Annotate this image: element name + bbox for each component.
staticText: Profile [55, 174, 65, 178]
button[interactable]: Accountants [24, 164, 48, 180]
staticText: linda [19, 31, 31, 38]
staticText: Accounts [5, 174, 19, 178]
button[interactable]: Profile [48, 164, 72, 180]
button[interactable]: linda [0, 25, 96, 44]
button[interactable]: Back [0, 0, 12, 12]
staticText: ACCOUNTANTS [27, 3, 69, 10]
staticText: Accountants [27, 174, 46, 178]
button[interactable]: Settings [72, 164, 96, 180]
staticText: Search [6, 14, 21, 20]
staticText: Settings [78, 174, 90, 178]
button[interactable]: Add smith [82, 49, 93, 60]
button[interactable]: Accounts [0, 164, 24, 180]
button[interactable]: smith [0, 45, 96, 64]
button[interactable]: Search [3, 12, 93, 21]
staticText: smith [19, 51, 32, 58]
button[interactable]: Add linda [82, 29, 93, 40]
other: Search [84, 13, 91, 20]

* DIRECTION:
Print every line of the entries above, unchanged.

* RESULT:
Annotate this image: element name + bbox for each component.
staticText: Profile [55, 174, 65, 178]
button[interactable]: Accountants [24, 164, 48, 180]
staticText: linda [19, 31, 31, 38]
staticText: Accounts [5, 174, 19, 178]
button[interactable]: Profile [48, 164, 72, 180]
button[interactable]: linda [0, 25, 96, 44]
button[interactable]: Back [0, 0, 12, 12]
staticText: ACCOUNTANTS [27, 3, 69, 10]
staticText: Accountants [27, 174, 46, 178]
button[interactable]: Settings [72, 164, 96, 180]
staticText: Search [6, 14, 21, 20]
staticText: Settings [78, 174, 90, 178]
button[interactable]: Add smith [82, 49, 93, 60]
button[interactable]: Accounts [0, 164, 24, 180]
button[interactable]: smith [0, 45, 96, 64]
button[interactable]: Search [3, 12, 93, 21]
staticText: smith [19, 51, 32, 58]
button[interactable]: Add linda [82, 29, 93, 40]
other: Search [84, 13, 91, 20]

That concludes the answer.